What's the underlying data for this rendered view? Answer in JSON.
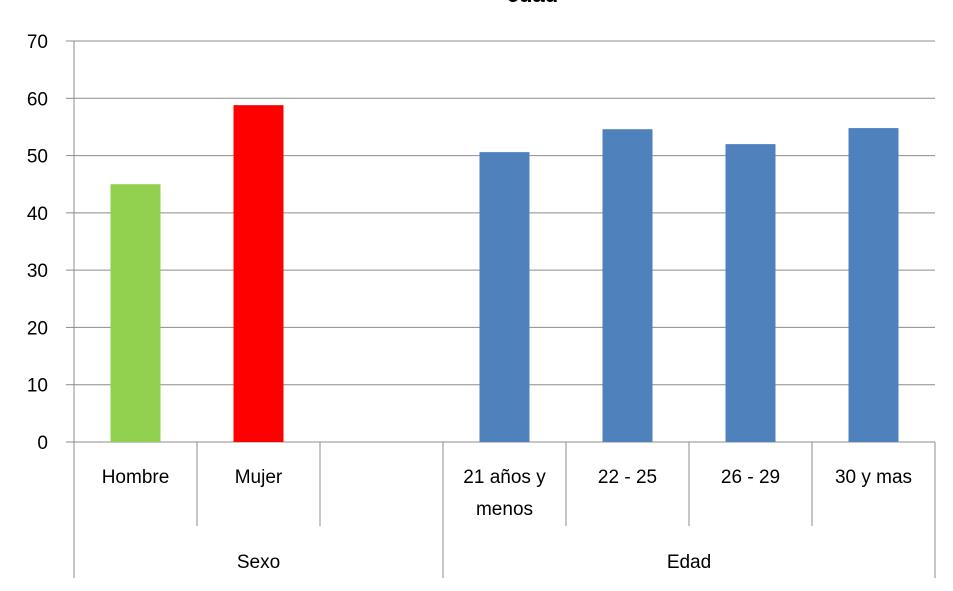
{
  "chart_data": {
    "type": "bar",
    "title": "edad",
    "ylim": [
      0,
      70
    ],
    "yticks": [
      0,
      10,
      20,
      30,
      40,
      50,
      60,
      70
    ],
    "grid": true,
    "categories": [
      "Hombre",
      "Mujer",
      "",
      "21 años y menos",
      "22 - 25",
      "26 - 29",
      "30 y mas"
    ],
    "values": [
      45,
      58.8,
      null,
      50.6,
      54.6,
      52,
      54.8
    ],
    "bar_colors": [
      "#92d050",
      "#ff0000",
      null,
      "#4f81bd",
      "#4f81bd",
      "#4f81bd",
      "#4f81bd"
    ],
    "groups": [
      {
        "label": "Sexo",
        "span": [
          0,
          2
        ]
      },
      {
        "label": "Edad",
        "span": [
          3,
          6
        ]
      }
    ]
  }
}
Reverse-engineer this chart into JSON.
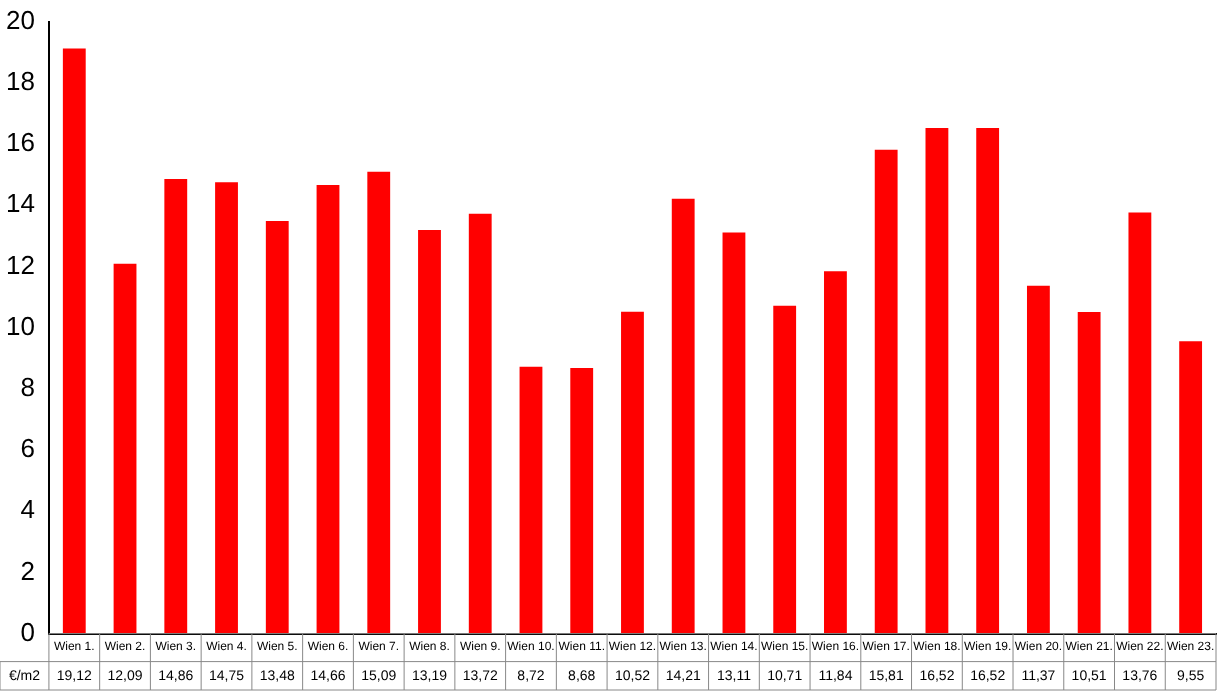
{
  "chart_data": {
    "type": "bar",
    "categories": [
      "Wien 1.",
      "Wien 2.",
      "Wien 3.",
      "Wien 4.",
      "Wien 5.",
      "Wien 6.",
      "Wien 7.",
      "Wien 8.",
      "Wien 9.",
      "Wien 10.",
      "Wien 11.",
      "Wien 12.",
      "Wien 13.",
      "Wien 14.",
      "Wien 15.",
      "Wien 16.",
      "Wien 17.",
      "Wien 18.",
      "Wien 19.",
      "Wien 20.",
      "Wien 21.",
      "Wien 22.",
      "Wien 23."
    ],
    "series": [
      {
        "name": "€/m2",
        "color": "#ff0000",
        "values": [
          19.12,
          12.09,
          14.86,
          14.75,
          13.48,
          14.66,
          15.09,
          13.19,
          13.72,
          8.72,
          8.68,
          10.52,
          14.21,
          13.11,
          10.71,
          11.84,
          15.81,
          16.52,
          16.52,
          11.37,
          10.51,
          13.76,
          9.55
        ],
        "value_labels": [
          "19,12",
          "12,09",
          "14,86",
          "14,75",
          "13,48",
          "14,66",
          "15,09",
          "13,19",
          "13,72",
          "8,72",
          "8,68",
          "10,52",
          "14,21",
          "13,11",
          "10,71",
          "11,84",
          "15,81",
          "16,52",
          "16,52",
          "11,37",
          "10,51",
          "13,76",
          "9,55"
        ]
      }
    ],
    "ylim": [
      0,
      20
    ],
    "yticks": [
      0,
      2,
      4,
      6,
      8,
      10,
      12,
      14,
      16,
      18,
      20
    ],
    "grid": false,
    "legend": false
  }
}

_Directions for this task_.
Images in the data above are to be skipped. Retype all other material exactly.

_The reply_.
What's the underlying data for this rendered view? Answer in JSON.
{
  "chart_data": {
    "type": "bar",
    "title": "edad",
    "ylim": [
      0,
      70
    ],
    "yticks": [
      0,
      10,
      20,
      30,
      40,
      50,
      60,
      70
    ],
    "grid": true,
    "categories": [
      "Hombre",
      "Mujer",
      "",
      "21 años y menos",
      "22 - 25",
      "26 - 29",
      "30 y mas"
    ],
    "values": [
      45,
      58.8,
      null,
      50.6,
      54.6,
      52,
      54.8
    ],
    "bar_colors": [
      "#92d050",
      "#ff0000",
      null,
      "#4f81bd",
      "#4f81bd",
      "#4f81bd",
      "#4f81bd"
    ],
    "groups": [
      {
        "label": "Sexo",
        "span": [
          0,
          2
        ]
      },
      {
        "label": "Edad",
        "span": [
          3,
          6
        ]
      }
    ]
  }
}
Reverse-engineer this chart into JSON.
{
  "chart_data": {
    "type": "bar",
    "categories": [
      "Wien 1.",
      "Wien 2.",
      "Wien 3.",
      "Wien 4.",
      "Wien 5.",
      "Wien 6.",
      "Wien 7.",
      "Wien 8.",
      "Wien 9.",
      "Wien 10.",
      "Wien 11.",
      "Wien 12.",
      "Wien 13.",
      "Wien 14.",
      "Wien 15.",
      "Wien 16.",
      "Wien 17.",
      "Wien 18.",
      "Wien 19.",
      "Wien 20.",
      "Wien 21.",
      "Wien 22.",
      "Wien 23."
    ],
    "series": [
      {
        "name": "€/m2",
        "color": "#ff0000",
        "values": [
          19.12,
          12.09,
          14.86,
          14.75,
          13.48,
          14.66,
          15.09,
          13.19,
          13.72,
          8.72,
          8.68,
          10.52,
          14.21,
          13.11,
          10.71,
          11.84,
          15.81,
          16.52,
          16.52,
          11.37,
          10.51,
          13.76,
          9.55
        ],
        "value_labels": [
          "19,12",
          "12,09",
          "14,86",
          "14,75",
          "13,48",
          "14,66",
          "15,09",
          "13,19",
          "13,72",
          "8,72",
          "8,68",
          "10,52",
          "14,21",
          "13,11",
          "10,71",
          "11,84",
          "15,81",
          "16,52",
          "16,52",
          "11,37",
          "10,51",
          "13,76",
          "9,55"
        ]
      }
    ],
    "ylim": [
      0,
      20
    ],
    "yticks": [
      0,
      2,
      4,
      6,
      8,
      10,
      12,
      14,
      16,
      18,
      20
    ],
    "grid": false,
    "legend": false
  }
}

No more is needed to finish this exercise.